- **PROMPT**
Exclude the pictures; give every entry again exactly as written.

- **RECORDS TO PROCESS**
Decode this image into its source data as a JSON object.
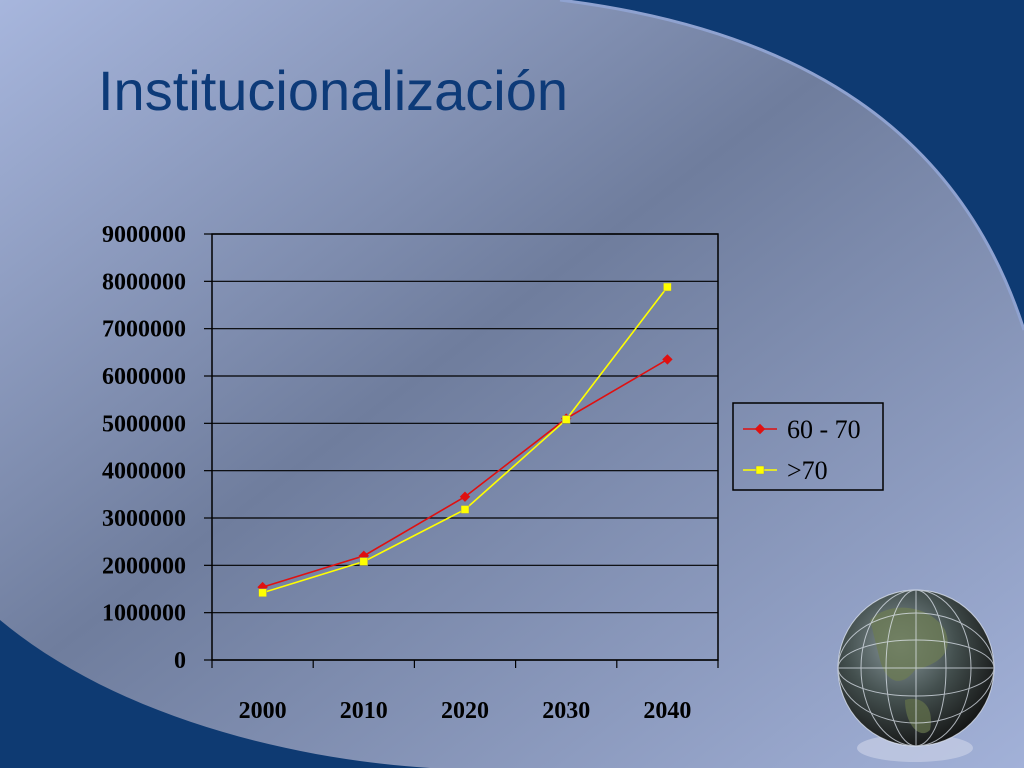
{
  "slide": {
    "title": "Institucionalización",
    "colors": {
      "title": "#0d3a78",
      "bg_light": "#a9b8de",
      "bg_dark": "#6a7896",
      "band": "#0e3a72"
    }
  },
  "decor": {
    "globe": "globe-icon"
  },
  "chart_data": {
    "type": "line",
    "categories": [
      "2000",
      "2010",
      "2020",
      "2030",
      "2040"
    ],
    "ylim": [
      0,
      9000000
    ],
    "yticks": [
      "0",
      "1000000",
      "2000000",
      "3000000",
      "4000000",
      "5000000",
      "6000000",
      "7000000",
      "8000000",
      "9000000"
    ],
    "grid": true,
    "legend_position": "right",
    "series": [
      {
        "name": "60 - 70",
        "values": [
          1540000,
          2200000,
          3450000,
          5100000,
          6350000
        ],
        "color": "#e01010",
        "marker": "diamond"
      },
      {
        "name": ">70",
        "values": [
          1420000,
          2080000,
          3180000,
          5080000,
          7880000
        ],
        "color": "#ffff00",
        "marker": "square"
      }
    ]
  }
}
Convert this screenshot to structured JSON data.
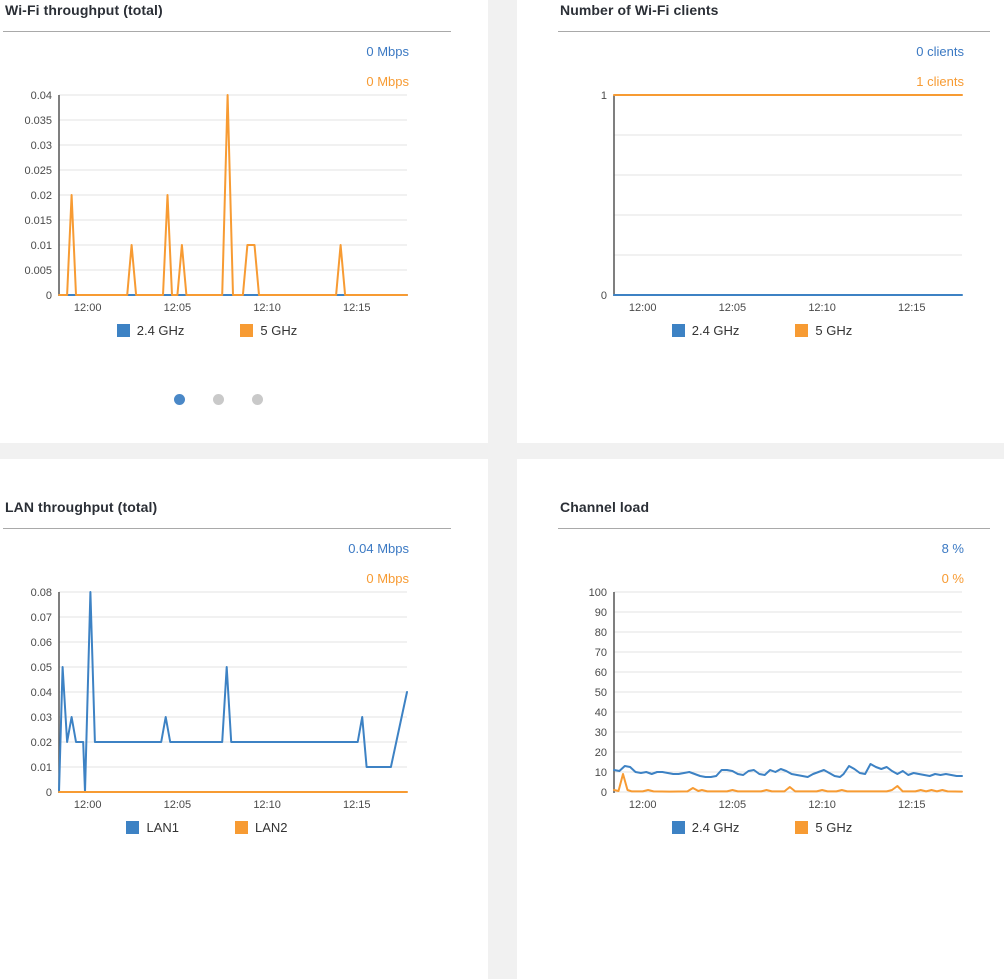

- **THE REPLY**
Decode this image into its source data as a JSON object.
{
  "slide": {
    "title": "Institucionalización",
    "colors": {
      "title": "#0d3a78",
      "bg_light": "#a9b8de",
      "bg_dark": "#6a7896",
      "band": "#0e3a72"
    }
  },
  "decor": {
    "globe": "globe-icon"
  },
  "chart_data": {
    "type": "line",
    "categories": [
      "2000",
      "2010",
      "2020",
      "2030",
      "2040"
    ],
    "ylim": [
      0,
      9000000
    ],
    "yticks": [
      "0",
      "1000000",
      "2000000",
      "3000000",
      "4000000",
      "5000000",
      "6000000",
      "7000000",
      "8000000",
      "9000000"
    ],
    "grid": true,
    "legend_position": "right",
    "series": [
      {
        "name": "60 - 70",
        "values": [
          1540000,
          2200000,
          3450000,
          5100000,
          6350000
        ],
        "color": "#e01010",
        "marker": "diamond"
      },
      {
        "name": ">70",
        "values": [
          1420000,
          2080000,
          3180000,
          5080000,
          7880000
        ],
        "color": "#ffff00",
        "marker": "square"
      }
    ]
  }
}
Convert this screenshot to structured JSON data.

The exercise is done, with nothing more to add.